Exercise requirements: Transcribe the records below exactly, leaving out any pictures.

Extracted material:
::::::

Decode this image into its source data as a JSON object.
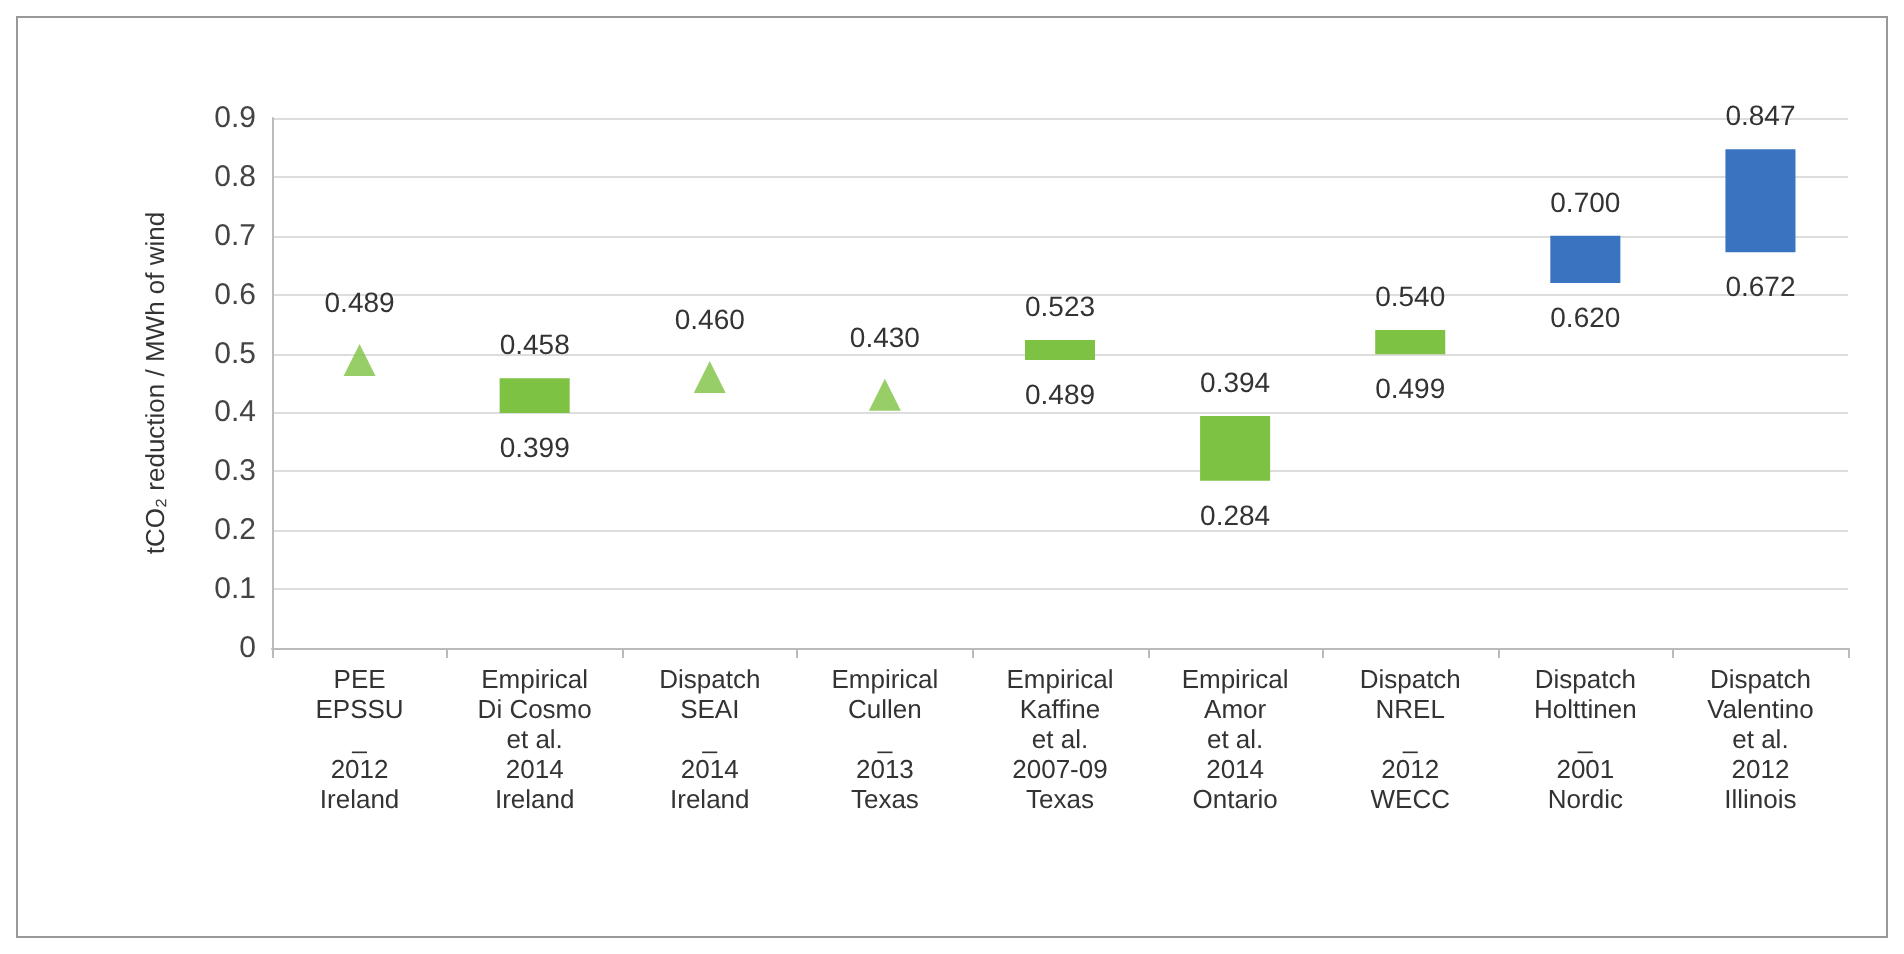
{
  "chart_data": {
    "type": "bar",
    "ylabel": "tCO₂ reduction / MWh of wind",
    "categories": [
      "PEE\nEPSSU\n_\n2012\nIreland",
      "Empirical\nDi Cosmo\net al.\n2014\nIreland",
      "Dispatch\nSEAI\n_\n2014\nIreland",
      "Empirical\nCullen\n_\n2013\nTexas",
      "Empirical\nKaffine\net al.\n2007-09\nTexas",
      "Empirical\nAmor\net al.\n2014\nOntario",
      "Dispatch\nNREL\n_\n2012\nWECC",
      "Dispatch\nHolttinen\n_\n2001\nNordic",
      "Dispatch\nValentino\net al.\n2012\nIllinois"
    ],
    "series": [
      {
        "colors": [
          null,
          "#7dc242",
          null,
          null,
          "#7dc242",
          "#7dc242",
          "#7dc242",
          "#3a73c0",
          "#3a73c0"
        ],
        "base": [
          null,
          0.399,
          null,
          null,
          0.489,
          0.284,
          0.499,
          0.62,
          0.672
        ],
        "values": [
          null,
          0.059,
          null,
          null,
          0.034,
          0.11,
          0.041,
          0.08,
          0.175
        ]
      },
      {
        "type": "scatter",
        "color": "#7dc242",
        "marker": "triangle",
        "values": [
          0.489,
          null,
          0.46,
          0.43,
          null,
          null,
          null,
          null,
          null
        ]
      }
    ],
    "ylim": [
      0,
      0.9
    ],
    "yticks": [
      0,
      0.1,
      0.2,
      0.3,
      0.4,
      0.5,
      0.6,
      0.7,
      0.8,
      0.9
    ],
    "grid": "y",
    "annotations": [
      {
        "text": "0.489",
        "x": "PEE\nEPSSU\n_\n2012\nIreland",
        "y": 0.489
      },
      {
        "text": "0.458",
        "x": "Empirical\nDi Cosmo\net al.\n2014\nIreland",
        "y": 0.458
      },
      {
        "text": "0.399",
        "x": "Empirical\nDi Cosmo\net al.\n2014\nIreland",
        "y": 0.399
      },
      {
        "text": "0.460",
        "x": "Dispatch\nSEAI\n_\n2014\nIreland",
        "y": 0.46
      },
      {
        "text": "0.430",
        "x": "Empirical\nCullen\n_\n2013\nTexas",
        "y": 0.43
      },
      {
        "text": "0.523",
        "x": "Empirical\nKaffine\net al.\n2007-09\nTexas",
        "y": 0.523
      },
      {
        "text": "0.489",
        "x": "Empirical\nKaffine\net al.\n2007-09\nTexas",
        "y": 0.489
      },
      {
        "text": "0.394",
        "x": "Empirical\nAmor\net al.\n2014\nOntario",
        "y": 0.394
      },
      {
        "text": "0.284",
        "x": "Empirical\nAmor\net al.\n2014\nOntario",
        "y": 0.284
      },
      {
        "text": "0.540",
        "x": "Dispatch\nNREL\n_\n2012\nWECC",
        "y": 0.54
      },
      {
        "text": "0.499",
        "x": "Dispatch\nNREL\n_\n2012\nWECC",
        "y": 0.499
      },
      {
        "text": "0.700",
        "x": "Dispatch\nHolttinen\n_\n2001\nNordic",
        "y": 0.7
      },
      {
        "text": "0.620",
        "x": "Dispatch\nHolttinen\n_\n2001\nNordic",
        "y": 0.62
      },
      {
        "text": "0.847",
        "x": "Dispatch\nValentino\net al.\n2012\nIllinois",
        "y": 0.847
      },
      {
        "text": "0.672",
        "x": "Dispatch\nValentino\net al.\n2012\nIllinois",
        "y": 0.672
      }
    ]
  }
}
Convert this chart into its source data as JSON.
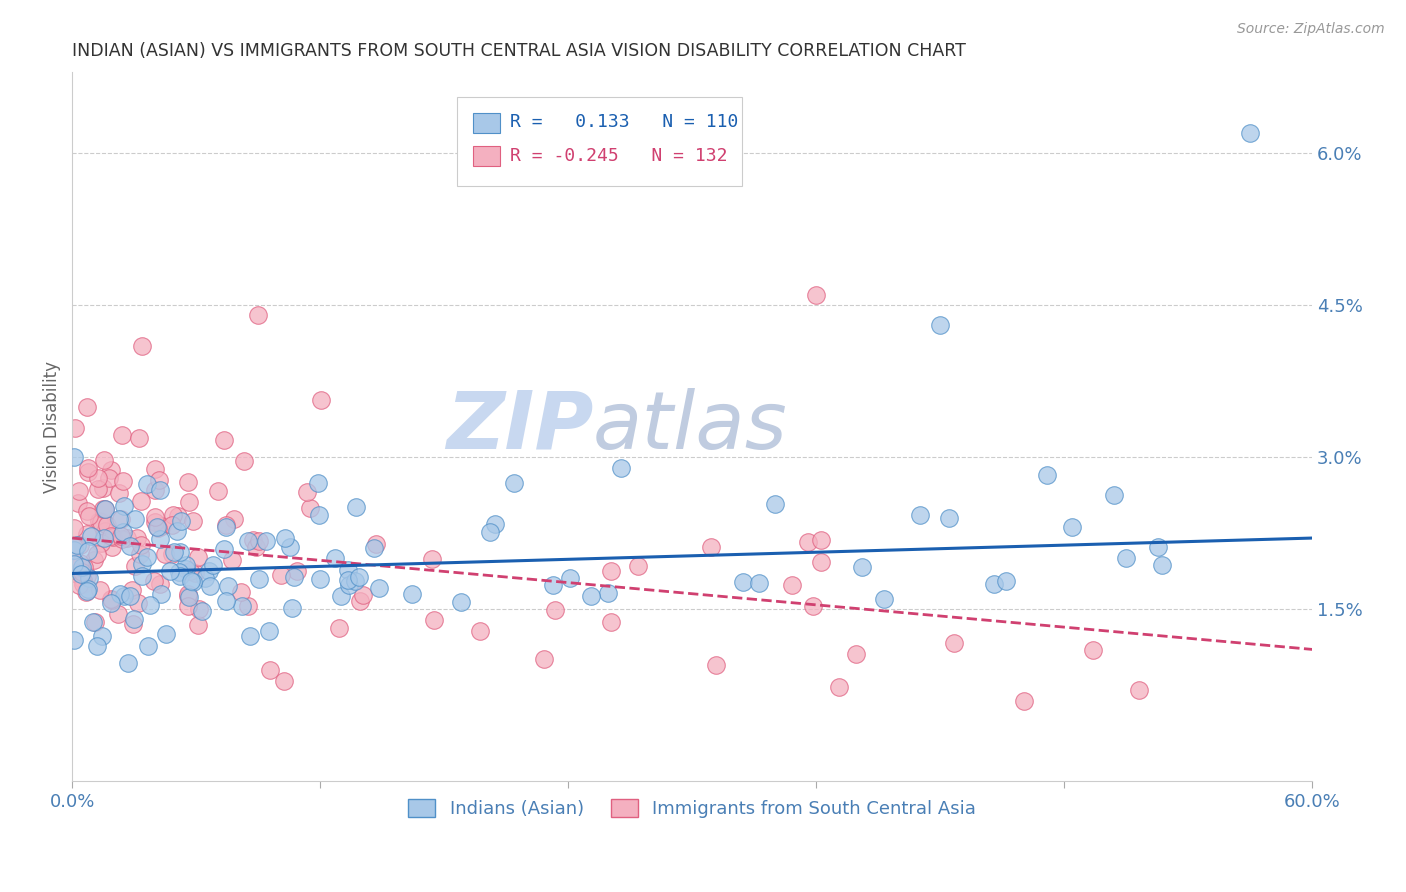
{
  "title": "INDIAN (ASIAN) VS IMMIGRANTS FROM SOUTH CENTRAL ASIA VISION DISABILITY CORRELATION CHART",
  "source": "Source: ZipAtlas.com",
  "ylabel": "Vision Disability",
  "xlim": [
    0.0,
    0.6
  ],
  "ylim": [
    -0.002,
    0.068
  ],
  "plot_ylim": [
    0.0,
    0.065
  ],
  "yticks": [
    0.015,
    0.03,
    0.045,
    0.06
  ],
  "ytick_labels": [
    "1.5%",
    "3.0%",
    "4.5%",
    "6.0%"
  ],
  "xticks": [
    0.0,
    0.12,
    0.24,
    0.36,
    0.48,
    0.6
  ],
  "xtick_labels": [
    "0.0%",
    "",
    "",
    "",
    "",
    "60.0%"
  ],
  "blue_R": 0.133,
  "blue_N": 110,
  "pink_R": -0.245,
  "pink_N": 132,
  "blue_color": "#a8c8e8",
  "pink_color": "#f4b0c0",
  "blue_edge_color": "#5090c8",
  "pink_edge_color": "#e06080",
  "blue_line_color": "#1a5fb0",
  "pink_line_color": "#d04070",
  "title_color": "#333333",
  "axis_label_color": "#4a7fb5",
  "watermark_zip_color": "#c8d8f0",
  "watermark_atlas_color": "#c0cce0",
  "background_color": "#ffffff",
  "legend_label_blue": "Indians (Asian)",
  "legend_label_pink": "Immigrants from South Central Asia",
  "grid_color": "#cccccc",
  "blue_line_start_y": 0.0185,
  "blue_line_end_y": 0.022,
  "pink_line_start_y": 0.022,
  "pink_line_end_y": 0.011
}
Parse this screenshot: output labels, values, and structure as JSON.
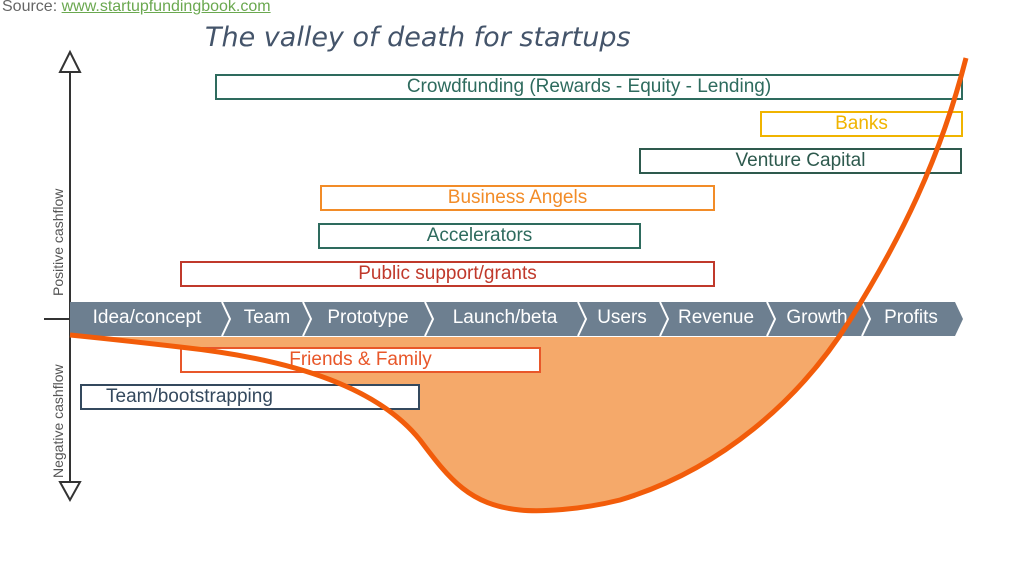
{
  "source": {
    "label": "Source:",
    "link": "www.startupfundingbook.com"
  },
  "title": "The valley of death for startups",
  "axis": {
    "positive": "Positive cashflow",
    "negative": "Negative cashflow"
  },
  "stages": [
    "Idea/concept",
    "Team",
    "Prototype",
    "Launch/beta",
    "Users",
    "Revenue",
    "Growth",
    "Profits"
  ],
  "funding": [
    {
      "label": "Crowdfunding (Rewards - Equity - Lending)",
      "color": "#2e6b5e"
    },
    {
      "label": "Banks",
      "color": "#f0b400"
    },
    {
      "label": "Venture Capital",
      "color": "#2e5a4e"
    },
    {
      "label": "Business Angels",
      "color": "#f28c28"
    },
    {
      "label": "Accelerators",
      "color": "#2e6b5e"
    },
    {
      "label": "Public support/grants",
      "color": "#c0392b"
    },
    {
      "label": "Friends & Family",
      "color": "#e8572a"
    },
    {
      "label": "Team/bootstrapping",
      "color": "#34495e"
    }
  ],
  "colors": {
    "stage_bar": "#6d7f90",
    "curve": "#f25c0a",
    "valley_fill": "#f5a96a"
  }
}
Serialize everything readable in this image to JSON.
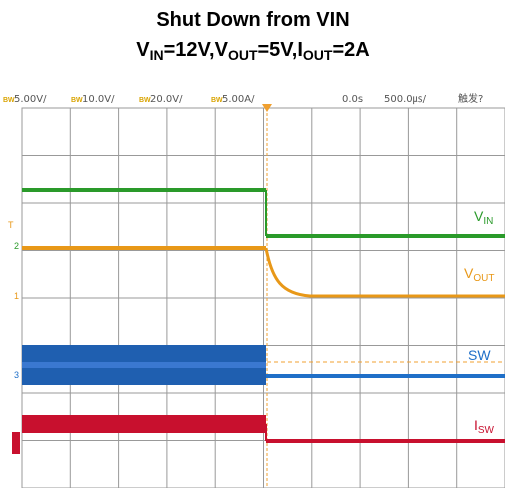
{
  "title": "Shut Down from VIN",
  "subtitle": [
    {
      "text": "V"
    },
    {
      "text": "IN",
      "sub": true
    },
    {
      "text": "=12V,V"
    },
    {
      "text": "OUT",
      "sub": true
    },
    {
      "text": "=5V,I"
    },
    {
      "text": "OUT",
      "sub": true
    },
    {
      "text": "=2A"
    }
  ],
  "header": {
    "channels": [
      {
        "badge": "BW",
        "scale": "5.00V/"
      },
      {
        "badge": "BW",
        "scale": "10.0V/"
      },
      {
        "badge": "BW",
        "scale": "20.0V/"
      },
      {
        "badge": "BW",
        "scale": "5.00A/"
      }
    ],
    "delay": "0.0s",
    "timebase": "500.0㎲/",
    "trigger": "触发?"
  },
  "markers": [
    "T",
    "2",
    "1",
    "3"
  ],
  "trace_labels": [
    {
      "main": "V",
      "sub": "IN",
      "color": "#2a9a2a"
    },
    {
      "main": "V",
      "sub": "OUT",
      "color": "#e89818"
    },
    {
      "main": "SW",
      "color": "#1f6fc8"
    },
    {
      "main": "I",
      "sub": "SW",
      "color": "#c8102e"
    }
  ]
}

::::::

Exercise answer:
Decode this image into its source data as a JSON object.
{
  "chart_data": {
    "type": "bar",
    "ylabel": "tCO₂ reduction / MWh of wind",
    "categories": [
      "PEE\nEPSSU\n_\n2012\nIreland",
      "Empirical\nDi Cosmo\net al.\n2014\nIreland",
      "Dispatch\nSEAI\n_\n2014\nIreland",
      "Empirical\nCullen\n_\n2013\nTexas",
      "Empirical\nKaffine\net al.\n2007-09\nTexas",
      "Empirical\nAmor\net al.\n2014\nOntario",
      "Dispatch\nNREL\n_\n2012\nWECC",
      "Dispatch\nHolttinen\n_\n2001\nNordic",
      "Dispatch\nValentino\net al.\n2012\nIllinois"
    ],
    "series": [
      {
        "colors": [
          null,
          "#7dc242",
          null,
          null,
          "#7dc242",
          "#7dc242",
          "#7dc242",
          "#3a73c0",
          "#3a73c0"
        ],
        "base": [
          null,
          0.399,
          null,
          null,
          0.489,
          0.284,
          0.499,
          0.62,
          0.672
        ],
        "values": [
          null,
          0.059,
          null,
          null,
          0.034,
          0.11,
          0.041,
          0.08,
          0.175
        ]
      },
      {
        "type": "scatter",
        "color": "#7dc242",
        "marker": "triangle",
        "values": [
          0.489,
          null,
          0.46,
          0.43,
          null,
          null,
          null,
          null,
          null
        ]
      }
    ],
    "ylim": [
      0,
      0.9
    ],
    "yticks": [
      0,
      0.1,
      0.2,
      0.3,
      0.4,
      0.5,
      0.6,
      0.7,
      0.8,
      0.9
    ],
    "grid": "y",
    "annotations": [
      {
        "text": "0.489",
        "x": "PEE\nEPSSU\n_\n2012\nIreland",
        "y": 0.489
      },
      {
        "text": "0.458",
        "x": "Empirical\nDi Cosmo\net al.\n2014\nIreland",
        "y": 0.458
      },
      {
        "text": "0.399",
        "x": "Empirical\nDi Cosmo\net al.\n2014\nIreland",
        "y": 0.399
      },
      {
        "text": "0.460",
        "x": "Dispatch\nSEAI\n_\n2014\nIreland",
        "y": 0.46
      },
      {
        "text": "0.430",
        "x": "Empirical\nCullen\n_\n2013\nTexas",
        "y": 0.43
      },
      {
        "text": "0.523",
        "x": "Empirical\nKaffine\net al.\n2007-09\nTexas",
        "y": 0.523
      },
      {
        "text": "0.489",
        "x": "Empirical\nKaffine\net al.\n2007-09\nTexas",
        "y": 0.489
      },
      {
        "text": "0.394",
        "x": "Empirical\nAmor\net al.\n2014\nOntario",
        "y": 0.394
      },
      {
        "text": "0.284",
        "x": "Empirical\nAmor\net al.\n2014\nOntario",
        "y": 0.284
      },
      {
        "text": "0.540",
        "x": "Dispatch\nNREL\n_\n2012\nWECC",
        "y": 0.54
      },
      {
        "text": "0.499",
        "x": "Dispatch\nNREL\n_\n2012\nWECC",
        "y": 0.499
      },
      {
        "text": "0.700",
        "x": "Dispatch\nHolttinen\n_\n2001\nNordic",
        "y": 0.7
      },
      {
        "text": "0.620",
        "x": "Dispatch\nHolttinen\n_\n2001\nNordic",
        "y": 0.62
      },
      {
        "text": "0.847",
        "x": "Dispatch\nValentino\net al.\n2012\nIllinois",
        "y": 0.847
      },
      {
        "text": "0.672",
        "x": "Dispatch\nValentino\net al.\n2012\nIllinois",
        "y": 0.672
      }
    ]
  }
}
Convert this chart into its source data as JSON.
{
  "title": "INDIAN (ASIAN) VS IMMIGRANTS FROM SOUTH CENTRAL ASIA VISION DISABILITY CORRELATION CHART",
  "source": "Source: ZipAtlas.com",
  "ylabel": "Vision Disability",
  "xlim": [
    0.0,
    0.6
  ],
  "ylim": [
    -0.002,
    0.068
  ],
  "plot_ylim": [
    0.0,
    0.065
  ],
  "yticks": [
    0.015,
    0.03,
    0.045,
    0.06
  ],
  "ytick_labels": [
    "1.5%",
    "3.0%",
    "4.5%",
    "6.0%"
  ],
  "xticks": [
    0.0,
    0.12,
    0.24,
    0.36,
    0.48,
    0.6
  ],
  "xtick_labels": [
    "0.0%",
    "",
    "",
    "",
    "",
    "60.0%"
  ],
  "blue_R": 0.133,
  "blue_N": 110,
  "pink_R": -0.245,
  "pink_N": 132,
  "blue_color": "#a8c8e8",
  "pink_color": "#f4b0c0",
  "blue_edge_color": "#5090c8",
  "pink_edge_color": "#e06080",
  "blue_line_color": "#1a5fb0",
  "pink_line_color": "#d04070",
  "title_color": "#333333",
  "axis_label_color": "#4a7fb5",
  "watermark_zip_color": "#c8d8f0",
  "watermark_atlas_color": "#c0cce0",
  "background_color": "#ffffff",
  "legend_label_blue": "Indians (Asian)",
  "legend_label_pink": "Immigrants from South Central Asia",
  "grid_color": "#cccccc",
  "blue_line_start_y": 0.0185,
  "blue_line_end_y": 0.022,
  "pink_line_start_y": 0.022,
  "pink_line_end_y": 0.011
}
Parse this screenshot: output labels, values, and structure as JSON.
{
  "source": {
    "label": "Source:",
    "link": "www.startupfundingbook.com"
  },
  "title": "The valley of death for startups",
  "axis": {
    "positive": "Positive cashflow",
    "negative": "Negative cashflow"
  },
  "stages": [
    "Idea/concept",
    "Team",
    "Prototype",
    "Launch/beta",
    "Users",
    "Revenue",
    "Growth",
    "Profits"
  ],
  "funding": [
    {
      "label": "Crowdfunding (Rewards - Equity - Lending)",
      "color": "#2e6b5e"
    },
    {
      "label": "Banks",
      "color": "#f0b400"
    },
    {
      "label": "Venture Capital",
      "color": "#2e5a4e"
    },
    {
      "label": "Business Angels",
      "color": "#f28c28"
    },
    {
      "label": "Accelerators",
      "color": "#2e6b5e"
    },
    {
      "label": "Public support/grants",
      "color": "#c0392b"
    },
    {
      "label": "Friends & Family",
      "color": "#e8572a"
    },
    {
      "label": "Team/bootstrapping",
      "color": "#34495e"
    }
  ],
  "colors": {
    "stage_bar": "#6d7f90",
    "curve": "#f25c0a",
    "valley_fill": "#f5a96a"
  }
}
Serialize everything readable in this image to JSON.
{
  "title": "Shut Down from VIN",
  "subtitle": [
    {
      "text": "V"
    },
    {
      "text": "IN",
      "sub": true
    },
    {
      "text": "=12V,V"
    },
    {
      "text": "OUT",
      "sub": true
    },
    {
      "text": "=5V,I"
    },
    {
      "text": "OUT",
      "sub": true
    },
    {
      "text": "=2A"
    }
  ],
  "header": {
    "channels": [
      {
        "badge": "BW",
        "scale": "5.00V/"
      },
      {
        "badge": "BW",
        "scale": "10.0V/"
      },
      {
        "badge": "BW",
        "scale": "20.0V/"
      },
      {
        "badge": "BW",
        "scale": "5.00A/"
      }
    ],
    "delay": "0.0s",
    "timebase": "500.0㎲/",
    "trigger": "触发?"
  },
  "markers": [
    "T",
    "2",
    "1",
    "3"
  ],
  "trace_labels": [
    {
      "main": "V",
      "sub": "IN",
      "color": "#2a9a2a"
    },
    {
      "main": "V",
      "sub": "OUT",
      "color": "#e89818"
    },
    {
      "main": "SW",
      "color": "#1f6fc8"
    },
    {
      "main": "I",
      "sub": "SW",
      "color": "#c8102e"
    }
  ]
}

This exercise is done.